- _Problem requirements_
Reproduce the rows below, substituting "enclosing rectangle" for every occurrence of "bounding box" and leaving everything else unchanged.

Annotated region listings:
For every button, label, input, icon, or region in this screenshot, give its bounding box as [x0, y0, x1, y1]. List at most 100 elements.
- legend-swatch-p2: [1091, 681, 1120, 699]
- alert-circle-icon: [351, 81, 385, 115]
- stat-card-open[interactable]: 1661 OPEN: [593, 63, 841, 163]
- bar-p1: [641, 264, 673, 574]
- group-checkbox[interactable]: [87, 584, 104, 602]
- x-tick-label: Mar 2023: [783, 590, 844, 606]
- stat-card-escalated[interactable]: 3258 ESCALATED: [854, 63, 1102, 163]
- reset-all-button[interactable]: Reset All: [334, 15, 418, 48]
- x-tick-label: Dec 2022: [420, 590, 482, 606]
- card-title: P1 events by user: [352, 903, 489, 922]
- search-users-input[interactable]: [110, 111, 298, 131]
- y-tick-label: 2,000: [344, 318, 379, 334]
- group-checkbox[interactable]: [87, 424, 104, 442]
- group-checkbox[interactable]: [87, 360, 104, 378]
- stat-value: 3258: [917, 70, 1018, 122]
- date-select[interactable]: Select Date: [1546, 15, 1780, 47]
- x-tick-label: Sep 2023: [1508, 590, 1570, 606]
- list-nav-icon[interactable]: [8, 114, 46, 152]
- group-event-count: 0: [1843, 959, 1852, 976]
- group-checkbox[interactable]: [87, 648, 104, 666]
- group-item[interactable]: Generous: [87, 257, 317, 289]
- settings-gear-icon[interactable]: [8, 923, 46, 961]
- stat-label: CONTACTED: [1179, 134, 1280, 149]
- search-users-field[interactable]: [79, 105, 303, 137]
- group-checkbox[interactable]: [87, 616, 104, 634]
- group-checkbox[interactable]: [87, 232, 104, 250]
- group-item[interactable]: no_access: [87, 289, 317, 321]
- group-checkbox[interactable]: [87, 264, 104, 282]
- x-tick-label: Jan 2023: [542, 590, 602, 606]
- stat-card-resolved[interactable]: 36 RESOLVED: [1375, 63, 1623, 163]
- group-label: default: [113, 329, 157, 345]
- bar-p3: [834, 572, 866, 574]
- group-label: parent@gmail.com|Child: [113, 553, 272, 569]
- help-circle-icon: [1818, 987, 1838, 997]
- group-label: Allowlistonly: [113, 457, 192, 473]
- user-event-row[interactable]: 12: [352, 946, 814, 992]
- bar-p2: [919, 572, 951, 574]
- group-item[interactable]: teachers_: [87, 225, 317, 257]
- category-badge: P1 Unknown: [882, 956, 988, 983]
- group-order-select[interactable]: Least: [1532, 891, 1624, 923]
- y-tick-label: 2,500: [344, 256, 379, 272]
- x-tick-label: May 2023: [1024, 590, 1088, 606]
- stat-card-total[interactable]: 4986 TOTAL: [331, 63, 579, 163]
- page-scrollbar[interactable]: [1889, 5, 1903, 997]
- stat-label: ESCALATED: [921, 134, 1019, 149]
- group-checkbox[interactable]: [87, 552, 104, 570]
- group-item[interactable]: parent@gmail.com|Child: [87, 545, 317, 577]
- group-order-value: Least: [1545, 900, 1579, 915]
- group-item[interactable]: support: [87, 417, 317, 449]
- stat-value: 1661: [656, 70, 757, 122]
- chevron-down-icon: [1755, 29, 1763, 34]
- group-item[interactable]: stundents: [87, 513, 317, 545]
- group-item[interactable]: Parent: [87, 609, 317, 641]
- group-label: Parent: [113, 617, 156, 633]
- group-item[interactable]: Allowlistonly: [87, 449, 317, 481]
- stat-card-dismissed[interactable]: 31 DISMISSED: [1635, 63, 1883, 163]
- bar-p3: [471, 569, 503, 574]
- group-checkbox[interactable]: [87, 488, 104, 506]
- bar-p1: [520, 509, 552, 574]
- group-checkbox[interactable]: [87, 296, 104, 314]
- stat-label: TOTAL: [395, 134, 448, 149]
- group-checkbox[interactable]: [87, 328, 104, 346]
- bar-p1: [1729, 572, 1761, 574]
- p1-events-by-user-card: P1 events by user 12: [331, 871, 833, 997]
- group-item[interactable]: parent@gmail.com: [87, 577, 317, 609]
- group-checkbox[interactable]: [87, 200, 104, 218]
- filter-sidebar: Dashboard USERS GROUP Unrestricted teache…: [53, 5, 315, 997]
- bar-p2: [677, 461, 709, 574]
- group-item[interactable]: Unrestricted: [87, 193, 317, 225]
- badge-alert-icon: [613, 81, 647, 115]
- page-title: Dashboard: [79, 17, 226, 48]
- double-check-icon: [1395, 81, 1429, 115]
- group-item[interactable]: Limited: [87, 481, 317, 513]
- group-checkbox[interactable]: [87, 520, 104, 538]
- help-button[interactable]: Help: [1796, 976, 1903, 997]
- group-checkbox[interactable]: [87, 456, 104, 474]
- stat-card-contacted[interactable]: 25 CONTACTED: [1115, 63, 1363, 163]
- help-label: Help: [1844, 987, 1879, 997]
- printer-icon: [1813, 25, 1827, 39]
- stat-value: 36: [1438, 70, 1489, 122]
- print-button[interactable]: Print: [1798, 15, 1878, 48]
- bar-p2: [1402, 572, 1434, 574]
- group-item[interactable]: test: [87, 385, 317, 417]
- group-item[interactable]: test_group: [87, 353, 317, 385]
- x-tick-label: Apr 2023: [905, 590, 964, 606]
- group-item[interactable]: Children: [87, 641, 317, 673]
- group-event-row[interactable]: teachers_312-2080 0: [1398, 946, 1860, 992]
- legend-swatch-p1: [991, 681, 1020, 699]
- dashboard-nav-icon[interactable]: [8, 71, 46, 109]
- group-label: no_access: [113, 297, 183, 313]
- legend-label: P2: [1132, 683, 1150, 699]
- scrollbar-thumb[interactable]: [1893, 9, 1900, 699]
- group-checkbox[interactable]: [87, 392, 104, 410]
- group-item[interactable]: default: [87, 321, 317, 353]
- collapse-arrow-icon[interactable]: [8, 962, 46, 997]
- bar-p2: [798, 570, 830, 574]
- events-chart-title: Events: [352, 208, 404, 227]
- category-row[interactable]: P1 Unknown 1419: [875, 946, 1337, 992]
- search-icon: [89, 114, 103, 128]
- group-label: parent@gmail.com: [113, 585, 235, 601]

- _Result of this task_
For every button, label, input, icon, or region in this screenshot, give its enclosing rectangle as [x0, y0, x1, y1]. List at most 100 elements.
- legend-swatch-p2: [1091, 681, 1120, 699]
- alert-circle-icon: [351, 81, 385, 115]
- stat-card-open[interactable]: 1661 OPEN: [593, 63, 841, 163]
- bar-p1: [641, 264, 673, 574]
- group-checkbox[interactable]: [87, 584, 104, 602]
- x-tick-label: Mar 2023: [783, 590, 844, 606]
- stat-card-escalated[interactable]: 3258 ESCALATED: [854, 63, 1102, 163]
- reset-all-button[interactable]: Reset All: [334, 15, 418, 48]
- x-tick-label: Dec 2022: [420, 590, 482, 606]
- card-title: P1 events by user: [352, 903, 489, 922]
- search-users-input[interactable]: [110, 111, 298, 131]
- y-tick-label: 2,000: [344, 318, 379, 334]
- group-checkbox[interactable]: [87, 424, 104, 442]
- group-checkbox[interactable]: [87, 360, 104, 378]
- stat-value: 3258: [917, 70, 1018, 122]
- date-select[interactable]: Select Date: [1546, 15, 1780, 47]
- x-tick-label: Sep 2023: [1508, 590, 1570, 606]
- list-nav-icon[interactable]: [8, 114, 46, 152]
- group-event-count: 0: [1843, 959, 1852, 976]
- group-checkbox[interactable]: [87, 648, 104, 666]
- group-item[interactable]: Generous: [87, 257, 317, 289]
- settings-gear-icon[interactable]: [8, 923, 46, 961]
- stat-label: CONTACTED: [1179, 134, 1280, 149]
- search-users-field[interactable]: [79, 105, 303, 137]
- group-checkbox[interactable]: [87, 616, 104, 634]
- group-checkbox[interactable]: [87, 232, 104, 250]
- group-item[interactable]: no_access: [87, 289, 317, 321]
- group-checkbox[interactable]: [87, 264, 104, 282]
- x-tick-label: Jan 2023: [542, 590, 602, 606]
- stat-card-resolved[interactable]: 36 RESOLVED: [1375, 63, 1623, 163]
- group-label: default: [113, 329, 157, 345]
- bar-p3: [834, 572, 866, 574]
- group-label: parent@gmail.com|Child: [113, 553, 272, 569]
- help-circle-icon: [1818, 987, 1838, 997]
- group-label: Allowlistonly: [113, 457, 192, 473]
- user-event-row[interactable]: 12: [352, 946, 814, 992]
- bar-p2: [919, 572, 951, 574]
- group-item[interactable]: teachers_: [87, 225, 317, 257]
- category-badge: P1 Unknown: [882, 956, 988, 983]
- group-order-select[interactable]: Least: [1532, 891, 1624, 923]
- y-tick-label: 2,500: [344, 256, 379, 272]
- x-tick-label: May 2023: [1024, 590, 1088, 606]
- stat-card-total[interactable]: 4986 TOTAL: [331, 63, 579, 163]
- page-scrollbar[interactable]: [1889, 5, 1903, 997]
- stat-label: ESCALATED: [921, 134, 1019, 149]
- group-checkbox[interactable]: [87, 552, 104, 570]
- group-item[interactable]: parent@gmail.com|Child: [87, 545, 317, 577]
- group-order-value: Least: [1545, 900, 1579, 915]
- group-item[interactable]: support: [87, 417, 317, 449]
- stat-value: 1661: [656, 70, 757, 122]
- chevron-down-icon: [1755, 29, 1763, 34]
- group-item[interactable]: stundents: [87, 513, 317, 545]
- group-item[interactable]: Parent: [87, 609, 317, 641]
- group-label: Parent: [113, 617, 156, 633]
- group-item[interactable]: Allowlistonly: [87, 449, 317, 481]
- stat-card-dismissed[interactable]: 31 DISMISSED: [1635, 63, 1883, 163]
- bar-p3: [471, 569, 503, 574]
- group-checkbox[interactable]: [87, 488, 104, 506]
- bar-p1: [520, 509, 552, 574]
- group-checkbox[interactable]: [87, 296, 104, 314]
- stat-label: TOTAL: [395, 134, 448, 149]
- group-checkbox[interactable]: [87, 328, 104, 346]
- bar-p1: [1729, 572, 1761, 574]
- p1-events-by-user-card: P1 events by user 12: [331, 871, 833, 997]
- group-item[interactable]: parent@gmail.com: [87, 577, 317, 609]
- group-checkbox[interactable]: [87, 200, 104, 218]
- filter-sidebar: Dashboard USERS GROUP Unrestricted teache…: [53, 5, 315, 997]
- bar-p2: [677, 461, 709, 574]
- group-item[interactable]: Unrestricted: [87, 193, 317, 225]
- badge-alert-icon: [613, 81, 647, 115]
- page-title: Dashboard: [79, 17, 226, 48]
- double-check-icon: [1395, 81, 1429, 115]
- group-item[interactable]: Limited: [87, 481, 317, 513]
- group-checkbox[interactable]: [87, 520, 104, 538]
- help-button[interactable]: Help: [1796, 976, 1903, 997]
- group-checkbox[interactable]: [87, 456, 104, 474]
- stat-card-contacted[interactable]: 25 CONTACTED: [1115, 63, 1363, 163]
- help-label: Help: [1844, 987, 1879, 997]
- printer-icon: [1813, 25, 1827, 39]
- stat-value: 36: [1438, 70, 1489, 122]
- print-button[interactable]: Print: [1798, 15, 1878, 48]
- bar-p2: [1402, 572, 1434, 574]
- group-item[interactable]: test: [87, 385, 317, 417]
- group-item[interactable]: test_group: [87, 353, 317, 385]
- x-tick-label: Apr 2023: [905, 590, 964, 606]
- group-item[interactable]: Children: [87, 641, 317, 673]
- group-event-row[interactable]: teachers_312-2080 0: [1398, 946, 1860, 992]
- legend-swatch-p1: [991, 681, 1020, 699]
- dashboard-nav-icon[interactable]: [8, 71, 46, 109]
- group-label: no_access: [113, 297, 183, 313]
- legend-label: P2: [1132, 683, 1150, 699]
- scrollbar-thumb[interactable]: [1893, 9, 1900, 699]
- group-checkbox[interactable]: [87, 392, 104, 410]
- group-item[interactable]: default: [87, 321, 317, 353]
- collapse-arrow-icon[interactable]: [8, 962, 46, 997]
- bar-p2: [798, 570, 830, 574]
- events-chart-title: Events: [352, 208, 404, 227]
- category-row[interactable]: P1 Unknown 1419: [875, 946, 1337, 992]
- search-icon: [89, 114, 103, 128]
- group-label: parent@gmail.com: [113, 585, 235, 601]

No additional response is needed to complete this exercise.